** Excerpted text **
_ _ _ _ _ _ _
You guys are going on and saying that all the tactics that were once taught to our Cbt Tms are irrelevant.  I have to wonder if you even know what you are talking about when you say that and wonder if you have ever done any Cbt Tm work and if you have, if you grasped what you were doing?  Tactics are very flexible and you have to adapt them to each situation you are in.  If you don't, then you are predictable and DEAD.  Drills are, and I will say it again, "to ensure that you have an instinctive and immediate action to an familiar order".  Life is not a parade square.  One hill is not the same as the next.  One town is not the same as the next.  

Your saying that learning to fight in the NATO, European theatre, doesn't work in Afghanistan, just tells me that you are not as open minded, flexible and adaptable as you should be.  Adaptation is the key word here.  Reacting instinctively to familiar orders are also key here.  Forget all the gobbly-goop of training for the "Last War".  It is "Training to act instinctively to familiar orders." and that is all that counts.

What I have seen in Afghanistan, is the Infantry have adapted to fighting without the Direct Fire Support of the Armour Corps due to the Government's Fiscal restraint and incompetence.  Without the Armour, the Infantry have had to adapt and use their Zulu Vehicles like they never have before.  This is where I, as and Armour guy, who has been taught from day one to be "Max Flex" and adapt, am getting lost.  The Infantry adapted in the time of need.  So?  The whole Combat Arms have been operating like this for the last fifty or sixty years.  Adapt and overcome.
_ _ _ _ _ _ _
** Provided information **
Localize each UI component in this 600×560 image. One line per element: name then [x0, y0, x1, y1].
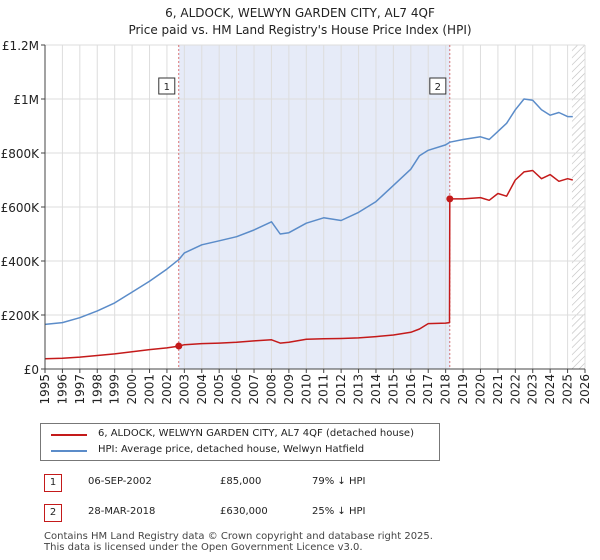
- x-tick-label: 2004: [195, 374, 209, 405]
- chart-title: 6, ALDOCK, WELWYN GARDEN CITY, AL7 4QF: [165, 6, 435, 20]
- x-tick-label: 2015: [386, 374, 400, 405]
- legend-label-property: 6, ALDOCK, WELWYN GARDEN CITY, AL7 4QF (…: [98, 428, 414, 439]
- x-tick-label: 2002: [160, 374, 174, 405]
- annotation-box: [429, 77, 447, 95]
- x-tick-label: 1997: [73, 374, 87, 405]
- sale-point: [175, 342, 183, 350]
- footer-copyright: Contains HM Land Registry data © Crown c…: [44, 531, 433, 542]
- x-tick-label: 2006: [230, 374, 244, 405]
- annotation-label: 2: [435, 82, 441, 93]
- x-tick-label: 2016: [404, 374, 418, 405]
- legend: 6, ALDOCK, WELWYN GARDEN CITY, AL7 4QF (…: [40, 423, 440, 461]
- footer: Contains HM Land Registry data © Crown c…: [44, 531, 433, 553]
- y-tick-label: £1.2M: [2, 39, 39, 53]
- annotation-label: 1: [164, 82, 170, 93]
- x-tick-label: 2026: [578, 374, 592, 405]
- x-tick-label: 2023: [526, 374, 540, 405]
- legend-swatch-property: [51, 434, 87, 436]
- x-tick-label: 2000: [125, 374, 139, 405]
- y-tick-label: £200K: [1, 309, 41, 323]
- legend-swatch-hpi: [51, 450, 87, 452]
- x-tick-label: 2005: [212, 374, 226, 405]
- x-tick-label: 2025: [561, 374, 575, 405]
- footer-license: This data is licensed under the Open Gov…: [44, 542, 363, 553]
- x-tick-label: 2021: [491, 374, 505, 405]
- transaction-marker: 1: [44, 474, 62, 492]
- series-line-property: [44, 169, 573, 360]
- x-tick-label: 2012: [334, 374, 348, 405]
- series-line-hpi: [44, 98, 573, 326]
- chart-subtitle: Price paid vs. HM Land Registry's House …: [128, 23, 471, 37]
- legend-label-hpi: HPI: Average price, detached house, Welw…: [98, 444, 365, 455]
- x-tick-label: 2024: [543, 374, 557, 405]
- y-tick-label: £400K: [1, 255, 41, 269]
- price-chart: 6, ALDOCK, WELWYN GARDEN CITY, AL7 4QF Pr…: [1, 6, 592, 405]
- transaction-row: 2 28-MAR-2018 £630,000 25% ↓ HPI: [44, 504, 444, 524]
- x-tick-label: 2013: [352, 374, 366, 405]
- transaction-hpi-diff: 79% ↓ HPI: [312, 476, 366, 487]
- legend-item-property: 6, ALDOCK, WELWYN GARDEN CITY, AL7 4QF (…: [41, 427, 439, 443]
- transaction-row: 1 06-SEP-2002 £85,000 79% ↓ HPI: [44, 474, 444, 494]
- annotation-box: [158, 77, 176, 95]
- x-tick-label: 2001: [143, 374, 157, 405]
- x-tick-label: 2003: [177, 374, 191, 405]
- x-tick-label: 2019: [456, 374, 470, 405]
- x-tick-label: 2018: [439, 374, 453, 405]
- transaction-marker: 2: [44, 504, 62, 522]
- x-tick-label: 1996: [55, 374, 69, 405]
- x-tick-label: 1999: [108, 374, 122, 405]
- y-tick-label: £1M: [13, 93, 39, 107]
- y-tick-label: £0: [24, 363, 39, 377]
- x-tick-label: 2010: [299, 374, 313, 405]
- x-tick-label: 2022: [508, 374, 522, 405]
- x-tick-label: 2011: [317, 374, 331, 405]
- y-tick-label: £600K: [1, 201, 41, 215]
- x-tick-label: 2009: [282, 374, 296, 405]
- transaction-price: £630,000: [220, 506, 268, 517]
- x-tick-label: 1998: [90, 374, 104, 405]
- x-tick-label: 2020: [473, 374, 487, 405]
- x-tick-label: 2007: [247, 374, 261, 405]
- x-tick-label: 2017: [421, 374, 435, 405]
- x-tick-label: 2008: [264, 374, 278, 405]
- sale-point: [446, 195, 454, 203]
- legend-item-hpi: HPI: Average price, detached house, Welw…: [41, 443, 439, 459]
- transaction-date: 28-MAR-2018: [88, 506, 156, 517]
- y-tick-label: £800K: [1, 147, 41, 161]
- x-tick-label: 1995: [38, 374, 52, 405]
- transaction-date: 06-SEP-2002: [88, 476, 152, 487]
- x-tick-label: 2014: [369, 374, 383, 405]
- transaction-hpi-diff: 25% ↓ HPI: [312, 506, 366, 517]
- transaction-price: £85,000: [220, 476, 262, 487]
_ _ _ _ _ _ _
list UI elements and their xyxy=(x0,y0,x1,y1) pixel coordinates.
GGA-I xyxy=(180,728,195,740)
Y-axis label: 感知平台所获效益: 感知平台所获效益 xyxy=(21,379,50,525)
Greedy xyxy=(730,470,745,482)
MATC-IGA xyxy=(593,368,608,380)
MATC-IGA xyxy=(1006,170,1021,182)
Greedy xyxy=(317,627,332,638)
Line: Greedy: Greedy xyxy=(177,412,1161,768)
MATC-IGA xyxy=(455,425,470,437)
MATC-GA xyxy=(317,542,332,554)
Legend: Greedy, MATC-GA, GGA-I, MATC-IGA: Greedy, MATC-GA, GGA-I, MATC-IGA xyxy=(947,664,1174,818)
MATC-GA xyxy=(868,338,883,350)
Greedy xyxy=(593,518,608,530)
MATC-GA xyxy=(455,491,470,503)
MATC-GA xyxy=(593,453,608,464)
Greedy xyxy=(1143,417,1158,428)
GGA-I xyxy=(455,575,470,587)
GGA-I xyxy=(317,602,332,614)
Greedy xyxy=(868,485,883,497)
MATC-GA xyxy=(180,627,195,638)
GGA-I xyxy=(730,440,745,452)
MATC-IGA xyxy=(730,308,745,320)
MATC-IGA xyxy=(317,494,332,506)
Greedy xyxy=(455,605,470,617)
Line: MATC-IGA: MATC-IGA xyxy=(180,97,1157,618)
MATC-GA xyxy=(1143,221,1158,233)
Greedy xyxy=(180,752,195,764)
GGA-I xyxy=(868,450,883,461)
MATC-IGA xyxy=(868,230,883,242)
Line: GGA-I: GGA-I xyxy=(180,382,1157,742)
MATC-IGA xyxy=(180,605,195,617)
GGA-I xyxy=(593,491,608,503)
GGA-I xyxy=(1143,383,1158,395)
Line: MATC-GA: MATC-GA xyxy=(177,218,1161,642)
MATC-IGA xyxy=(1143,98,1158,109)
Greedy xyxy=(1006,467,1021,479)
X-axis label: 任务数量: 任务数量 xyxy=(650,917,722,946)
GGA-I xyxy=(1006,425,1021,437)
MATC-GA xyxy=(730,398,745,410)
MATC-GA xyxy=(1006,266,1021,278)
_ _ _ _ _ _ _
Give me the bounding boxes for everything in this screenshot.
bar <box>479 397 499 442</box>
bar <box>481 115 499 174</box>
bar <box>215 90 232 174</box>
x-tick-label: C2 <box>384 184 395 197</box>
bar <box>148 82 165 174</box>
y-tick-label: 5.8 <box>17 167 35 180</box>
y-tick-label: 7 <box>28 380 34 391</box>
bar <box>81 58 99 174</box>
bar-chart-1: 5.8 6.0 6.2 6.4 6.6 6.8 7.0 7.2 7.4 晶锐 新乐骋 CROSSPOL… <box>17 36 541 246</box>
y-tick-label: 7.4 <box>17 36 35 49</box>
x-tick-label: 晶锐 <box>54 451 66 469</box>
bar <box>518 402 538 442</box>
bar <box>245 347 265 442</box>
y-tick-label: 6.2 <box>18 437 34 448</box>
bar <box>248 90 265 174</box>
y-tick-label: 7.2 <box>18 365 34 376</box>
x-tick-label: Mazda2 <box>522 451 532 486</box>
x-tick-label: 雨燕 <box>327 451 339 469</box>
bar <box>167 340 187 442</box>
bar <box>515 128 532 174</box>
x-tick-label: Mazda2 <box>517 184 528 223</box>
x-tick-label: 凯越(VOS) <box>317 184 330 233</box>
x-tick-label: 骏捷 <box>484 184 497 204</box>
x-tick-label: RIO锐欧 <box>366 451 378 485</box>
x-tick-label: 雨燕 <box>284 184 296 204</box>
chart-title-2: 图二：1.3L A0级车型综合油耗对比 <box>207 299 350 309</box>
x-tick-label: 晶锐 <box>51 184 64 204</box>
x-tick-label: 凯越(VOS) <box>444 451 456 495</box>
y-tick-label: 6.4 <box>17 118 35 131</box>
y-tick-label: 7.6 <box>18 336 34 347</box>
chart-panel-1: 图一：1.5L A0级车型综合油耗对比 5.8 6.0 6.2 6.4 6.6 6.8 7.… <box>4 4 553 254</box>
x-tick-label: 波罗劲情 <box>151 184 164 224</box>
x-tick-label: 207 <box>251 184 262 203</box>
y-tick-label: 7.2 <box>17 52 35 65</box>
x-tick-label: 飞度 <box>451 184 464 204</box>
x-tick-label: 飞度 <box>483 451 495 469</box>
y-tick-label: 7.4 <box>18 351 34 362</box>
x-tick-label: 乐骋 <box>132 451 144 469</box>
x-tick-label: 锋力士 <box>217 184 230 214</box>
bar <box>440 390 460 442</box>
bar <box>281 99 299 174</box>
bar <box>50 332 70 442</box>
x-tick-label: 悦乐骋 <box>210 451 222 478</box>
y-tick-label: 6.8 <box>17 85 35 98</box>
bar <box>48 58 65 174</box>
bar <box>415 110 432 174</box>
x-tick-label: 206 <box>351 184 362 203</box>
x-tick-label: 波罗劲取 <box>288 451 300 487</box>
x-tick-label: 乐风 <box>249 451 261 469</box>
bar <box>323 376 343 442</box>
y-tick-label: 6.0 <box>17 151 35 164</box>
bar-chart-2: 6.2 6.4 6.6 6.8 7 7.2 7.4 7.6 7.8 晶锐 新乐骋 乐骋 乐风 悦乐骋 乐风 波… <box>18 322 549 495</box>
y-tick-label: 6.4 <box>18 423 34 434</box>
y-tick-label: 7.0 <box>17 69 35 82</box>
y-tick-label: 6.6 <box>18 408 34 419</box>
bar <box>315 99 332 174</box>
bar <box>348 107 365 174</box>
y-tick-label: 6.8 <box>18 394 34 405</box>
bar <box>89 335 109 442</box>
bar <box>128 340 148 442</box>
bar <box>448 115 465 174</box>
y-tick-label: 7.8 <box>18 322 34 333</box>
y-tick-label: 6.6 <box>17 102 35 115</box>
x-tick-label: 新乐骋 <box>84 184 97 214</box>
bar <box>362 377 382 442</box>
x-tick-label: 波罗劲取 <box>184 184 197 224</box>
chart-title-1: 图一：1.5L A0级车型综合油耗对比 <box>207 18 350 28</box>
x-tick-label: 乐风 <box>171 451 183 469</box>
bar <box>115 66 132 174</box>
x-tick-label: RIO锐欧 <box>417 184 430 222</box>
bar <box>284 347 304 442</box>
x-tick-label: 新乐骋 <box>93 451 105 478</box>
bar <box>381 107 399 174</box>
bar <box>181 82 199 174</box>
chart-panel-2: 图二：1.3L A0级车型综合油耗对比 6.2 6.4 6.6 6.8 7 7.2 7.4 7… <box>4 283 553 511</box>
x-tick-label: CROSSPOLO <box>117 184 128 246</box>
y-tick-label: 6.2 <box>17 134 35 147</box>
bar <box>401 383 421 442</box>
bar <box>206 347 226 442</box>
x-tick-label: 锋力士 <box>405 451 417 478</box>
_ _ _ _ _ _ _
** To do **
#1 Answer these about the forum post on tactics, one answer per line, marked the same way.
(a) What does the post say life is not?
(b) Which word does the post call the key word?
(c) For how many years does the writer say the whole Combat Arms have been operating like this?
#2 In the records, rewrite everything from the line containing "- x-tick-label: 2004: [195, 374, 209, 405]" down to the line containing "- legend-label-property: 6, ALDOCK, WELWYN", both lines included. Change "x-tick-label" to "year-label", leave everything else as it is, and give back only those lines.

** Solution set **
#1
(a) A parade square.
(b) Adaptation.
(c) Fifty or sixty years.

#2
- year-label: 2004: [195, 374, 209, 405]
- chart-title: 6, ALDOCK, WELWYN GARDEN CITY, AL7 4QF: [165, 6, 435, 20]
- year-label: 2015: [386, 374, 400, 405]
- legend-label-property: 6, ALDOCK, WELWYN GARDEN CITY, AL7 4QF (…: [98, 428, 414, 439]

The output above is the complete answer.